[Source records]
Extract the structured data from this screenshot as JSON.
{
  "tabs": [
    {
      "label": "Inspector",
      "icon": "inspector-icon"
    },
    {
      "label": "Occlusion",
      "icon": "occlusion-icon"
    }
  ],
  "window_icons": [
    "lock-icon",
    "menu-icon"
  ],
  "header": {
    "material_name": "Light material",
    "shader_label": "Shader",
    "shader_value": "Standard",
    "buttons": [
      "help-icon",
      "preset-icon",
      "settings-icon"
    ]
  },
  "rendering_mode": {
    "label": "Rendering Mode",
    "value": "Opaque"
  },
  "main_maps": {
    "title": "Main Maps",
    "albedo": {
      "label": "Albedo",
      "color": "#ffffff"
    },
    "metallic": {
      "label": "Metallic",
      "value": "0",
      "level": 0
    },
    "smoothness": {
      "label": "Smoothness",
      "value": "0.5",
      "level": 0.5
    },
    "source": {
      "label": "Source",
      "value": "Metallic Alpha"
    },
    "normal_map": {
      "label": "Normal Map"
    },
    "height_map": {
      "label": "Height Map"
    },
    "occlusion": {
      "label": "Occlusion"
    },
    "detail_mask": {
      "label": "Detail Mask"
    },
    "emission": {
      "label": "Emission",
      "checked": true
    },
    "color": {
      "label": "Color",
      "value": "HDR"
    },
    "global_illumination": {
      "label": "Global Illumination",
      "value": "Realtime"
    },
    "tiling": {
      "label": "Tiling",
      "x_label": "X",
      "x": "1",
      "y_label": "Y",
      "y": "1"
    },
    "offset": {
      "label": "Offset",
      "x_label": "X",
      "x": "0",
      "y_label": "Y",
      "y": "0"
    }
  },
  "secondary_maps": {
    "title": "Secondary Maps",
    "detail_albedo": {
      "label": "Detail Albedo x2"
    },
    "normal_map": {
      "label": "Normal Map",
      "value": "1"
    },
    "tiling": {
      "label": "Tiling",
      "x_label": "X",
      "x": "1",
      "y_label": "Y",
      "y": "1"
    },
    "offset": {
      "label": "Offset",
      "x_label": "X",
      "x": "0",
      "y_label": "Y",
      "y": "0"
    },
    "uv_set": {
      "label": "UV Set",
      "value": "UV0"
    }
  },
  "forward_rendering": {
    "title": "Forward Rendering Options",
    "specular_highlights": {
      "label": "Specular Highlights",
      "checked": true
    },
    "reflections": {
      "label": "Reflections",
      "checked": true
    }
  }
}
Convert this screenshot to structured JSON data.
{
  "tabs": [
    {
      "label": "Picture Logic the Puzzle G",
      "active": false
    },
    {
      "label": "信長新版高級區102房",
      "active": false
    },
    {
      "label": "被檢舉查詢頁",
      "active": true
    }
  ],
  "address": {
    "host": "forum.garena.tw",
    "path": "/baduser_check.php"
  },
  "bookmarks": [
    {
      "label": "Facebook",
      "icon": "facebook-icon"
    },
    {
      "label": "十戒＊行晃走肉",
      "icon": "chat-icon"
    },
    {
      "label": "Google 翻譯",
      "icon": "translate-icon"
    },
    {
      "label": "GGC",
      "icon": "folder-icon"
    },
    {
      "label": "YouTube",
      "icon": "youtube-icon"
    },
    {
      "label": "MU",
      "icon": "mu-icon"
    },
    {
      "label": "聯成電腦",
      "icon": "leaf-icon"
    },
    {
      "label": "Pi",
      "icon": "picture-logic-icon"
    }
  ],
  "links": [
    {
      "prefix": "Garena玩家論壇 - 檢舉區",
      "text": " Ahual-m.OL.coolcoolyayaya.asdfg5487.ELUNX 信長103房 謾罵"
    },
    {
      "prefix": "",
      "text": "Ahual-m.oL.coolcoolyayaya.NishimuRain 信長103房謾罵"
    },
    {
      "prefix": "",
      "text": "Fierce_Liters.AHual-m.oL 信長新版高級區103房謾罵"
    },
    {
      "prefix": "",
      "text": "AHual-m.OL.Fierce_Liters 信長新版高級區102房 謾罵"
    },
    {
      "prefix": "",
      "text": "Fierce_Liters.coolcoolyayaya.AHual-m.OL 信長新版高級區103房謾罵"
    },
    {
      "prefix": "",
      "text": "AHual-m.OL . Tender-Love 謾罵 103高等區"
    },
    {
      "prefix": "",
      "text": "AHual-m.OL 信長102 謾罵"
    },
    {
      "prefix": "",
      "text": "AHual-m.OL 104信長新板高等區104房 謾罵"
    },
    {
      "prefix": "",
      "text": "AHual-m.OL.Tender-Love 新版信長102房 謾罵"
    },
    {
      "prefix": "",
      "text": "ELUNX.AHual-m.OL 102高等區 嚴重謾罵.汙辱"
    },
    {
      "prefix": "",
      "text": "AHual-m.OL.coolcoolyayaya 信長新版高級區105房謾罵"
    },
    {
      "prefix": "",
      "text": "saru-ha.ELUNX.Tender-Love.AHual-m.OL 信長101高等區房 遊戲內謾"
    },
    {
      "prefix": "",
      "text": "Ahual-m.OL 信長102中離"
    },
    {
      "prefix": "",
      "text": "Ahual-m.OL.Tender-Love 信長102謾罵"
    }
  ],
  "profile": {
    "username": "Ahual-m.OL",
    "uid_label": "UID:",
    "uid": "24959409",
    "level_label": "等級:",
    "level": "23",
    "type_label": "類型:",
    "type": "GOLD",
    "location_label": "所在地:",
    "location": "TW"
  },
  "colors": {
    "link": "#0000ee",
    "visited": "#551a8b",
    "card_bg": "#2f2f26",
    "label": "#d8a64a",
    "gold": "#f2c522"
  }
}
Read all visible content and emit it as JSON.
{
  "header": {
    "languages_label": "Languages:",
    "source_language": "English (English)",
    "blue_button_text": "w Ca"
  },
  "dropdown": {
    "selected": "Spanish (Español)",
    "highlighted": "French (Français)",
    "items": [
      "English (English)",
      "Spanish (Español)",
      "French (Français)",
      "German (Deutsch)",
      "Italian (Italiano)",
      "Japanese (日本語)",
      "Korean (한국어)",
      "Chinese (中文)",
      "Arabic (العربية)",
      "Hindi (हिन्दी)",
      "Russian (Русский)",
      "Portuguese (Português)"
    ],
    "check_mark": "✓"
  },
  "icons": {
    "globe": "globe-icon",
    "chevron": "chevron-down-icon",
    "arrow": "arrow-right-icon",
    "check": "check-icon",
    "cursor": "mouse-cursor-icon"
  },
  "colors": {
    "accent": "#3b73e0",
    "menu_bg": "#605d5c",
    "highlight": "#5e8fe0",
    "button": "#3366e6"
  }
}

> DIRECTIVE
Write out the whole listing exactly.

> CORRECT ANSWER
Extract the structured data from this screenshot as JSON.
{
  "tabs": [
    {
      "label": "Inspector",
      "icon": "inspector-icon"
    },
    {
      "label": "Occlusion",
      "icon": "occlusion-icon"
    }
  ],
  "window_icons": [
    "lock-icon",
    "menu-icon"
  ],
  "header": {
    "material_name": "Light material",
    "shader_label": "Shader",
    "shader_value": "Standard",
    "buttons": [
      "help-icon",
      "preset-icon",
      "settings-icon"
    ]
  },
  "rendering_mode": {
    "label": "Rendering Mode",
    "value": "Opaque"
  },
  "main_maps": {
    "title": "Main Maps",
    "albedo": {
      "label": "Albedo",
      "color": "#ffffff"
    },
    "metallic": {
      "label": "Metallic",
      "value": "0",
      "level": 0
    },
    "smoothness": {
      "label": "Smoothness",
      "value": "0.5",
      "level": 0.5
    },
    "source": {
      "label": "Source",
      "value": "Metallic Alpha"
    },
    "normal_map": {
      "label": "Normal Map"
    },
    "height_map": {
      "label": "Height Map"
    },
    "occlusion": {
      "label": "Occlusion"
    },
    "detail_mask": {
      "label": "Detail Mask"
    },
    "emission": {
      "label": "Emission",
      "checked": true
    },
    "color": {
      "label": "Color",
      "value": "HDR"
    },
    "global_illumination": {
      "label": "Global Illumination",
      "value": "Realtime"
    },
    "tiling": {
      "label": "Tiling",
      "x_label": "X",
      "x": "1",
      "y_label": "Y",
      "y": "1"
    },
    "offset": {
      "label": "Offset",
      "x_label": "X",
      "x": "0",
      "y_label": "Y",
      "y": "0"
    }
  },
  "secondary_maps": {
    "title": "Secondary Maps",
    "detail_albedo": {
      "label": "Detail Albedo x2"
    },
    "normal_map": {
      "label": "Normal Map",
      "value": "1"
    },
    "tiling": {
      "label": "Tiling",
      "x_label": "X",
      "x": "1",
      "y_label": "Y",
      "y": "1"
    },
    "offset": {
      "label": "Offset",
      "x_label": "X",
      "x": "0",
      "y_label": "Y",
      "y": "0"
    },
    "uv_set": {
      "label": "UV Set",
      "value": "UV0"
    }
  },
  "forward_rendering": {
    "title": "Forward Rendering Options",
    "specular_highlights": {
      "label": "Specular Highlights",
      "checked": true
    },
    "reflections": {
      "label": "Reflections",
      "checked": true
    }
  }
}
Convert this screenshot to structured JSON data.
{
  "tabs": [
    {
      "label": "Picture Logic the Puzzle G",
      "active": false
    },
    {
      "label": "信長新版高級區102房",
      "active": false
    },
    {
      "label": "被檢舉查詢頁",
      "active": true
    }
  ],
  "address": {
    "host": "forum.garena.tw",
    "path": "/baduser_check.php"
  },
  "bookmarks": [
    {
      "label": "Facebook",
      "icon": "facebook-icon"
    },
    {
      "label": "十戒＊行晃走肉",
      "icon": "chat-icon"
    },
    {
      "label": "Google 翻譯",
      "icon": "translate-icon"
    },
    {
      "label": "GGC",
      "icon": "folder-icon"
    },
    {
      "label": "YouTube",
      "icon": "youtube-icon"
    },
    {
      "label": "MU",
      "icon": "mu-icon"
    },
    {
      "label": "聯成電腦",
      "icon": "leaf-icon"
    },
    {
      "label": "Pi",
      "icon": "picture-logic-icon"
    }
  ],
  "links": [
    {
      "prefix": "Garena玩家論壇 - 檢舉區",
      "text": " Ahual-m.OL.coolcoolyayaya.asdfg5487.ELUNX 信長103房 謾罵"
    },
    {
      "prefix": "",
      "text": "Ahual-m.oL.coolcoolyayaya.NishimuRain 信長103房謾罵"
    },
    {
      "prefix": "",
      "text": "Fierce_Liters.AHual-m.oL 信長新版高級區103房謾罵"
    },
    {
      "prefix": "",
      "text": "AHual-m.OL.Fierce_Liters 信長新版高級區102房 謾罵"
    },
    {
      "prefix": "",
      "text": "Fierce_Liters.coolcoolyayaya.AHual-m.OL 信長新版高級區103房謾罵"
    },
    {
      "prefix": "",
      "text": "AHual-m.OL . Tender-Love 謾罵 103高等區"
    },
    {
      "prefix": "",
      "text": "AHual-m.OL 信長102 謾罵"
    },
    {
      "prefix": "",
      "text": "AHual-m.OL 104信長新板高等區104房 謾罵"
    },
    {
      "prefix": "",
      "text": "AHual-m.OL.Tender-Love 新版信長102房 謾罵"
    },
    {
      "prefix": "",
      "text": "ELUNX.AHual-m.OL 102高等區 嚴重謾罵.汙辱"
    },
    {
      "prefix": "",
      "text": "AHual-m.OL.coolcoolyayaya 信長新版高級區105房謾罵"
    },
    {
      "prefix": "",
      "text": "saru-ha.ELUNX.Tender-Love.AHual-m.OL 信長101高等區房 遊戲內謾"
    },
    {
      "prefix": "",
      "text": "Ahual-m.OL 信長102中離"
    },
    {
      "prefix": "",
      "text": "Ahual-m.OL.Tender-Love 信長102謾罵"
    }
  ],
  "profile": {
    "username": "Ahual-m.OL",
    "uid_label": "UID:",
    "uid": "24959409",
    "level_label": "等級:",
    "level": "23",
    "type_label": "類型:",
    "type": "GOLD",
    "location_label": "所在地:",
    "location": "TW"
  },
  "colors": {
    "link": "#0000ee",
    "visited": "#551a8b",
    "card_bg": "#2f2f26",
    "label": "#d8a64a",
    "gold": "#f2c522"
  }
}
Read all visible content and emit it as JSON.
{
  "header": {
    "languages_label": "Languages:",
    "source_language": "English (English)",
    "blue_button_text": "w Ca"
  },
  "dropdown": {
    "selected": "Spanish (Español)",
    "highlighted": "French (Français)",
    "items": [
      "English (English)",
      "Spanish (Español)",
      "French (Français)",
      "German (Deutsch)",
      "Italian (Italiano)",
      "Japanese (日本語)",
      "Korean (한국어)",
      "Chinese (中文)",
      "Arabic (العربية)",
      "Hindi (हिन्दी)",
      "Russian (Русский)",
      "Portuguese (Português)"
    ],
    "check_mark": "✓"
  },
  "icons": {
    "globe": "globe-icon",
    "chevron": "chevron-down-icon",
    "arrow": "arrow-right-icon",
    "check": "check-icon",
    "cursor": "mouse-cursor-icon"
  },
  "colors": {
    "accent": "#3b73e0",
    "menu_bg": "#605d5c",
    "highlight": "#5e8fe0",
    "button": "#3366e6"
  }
}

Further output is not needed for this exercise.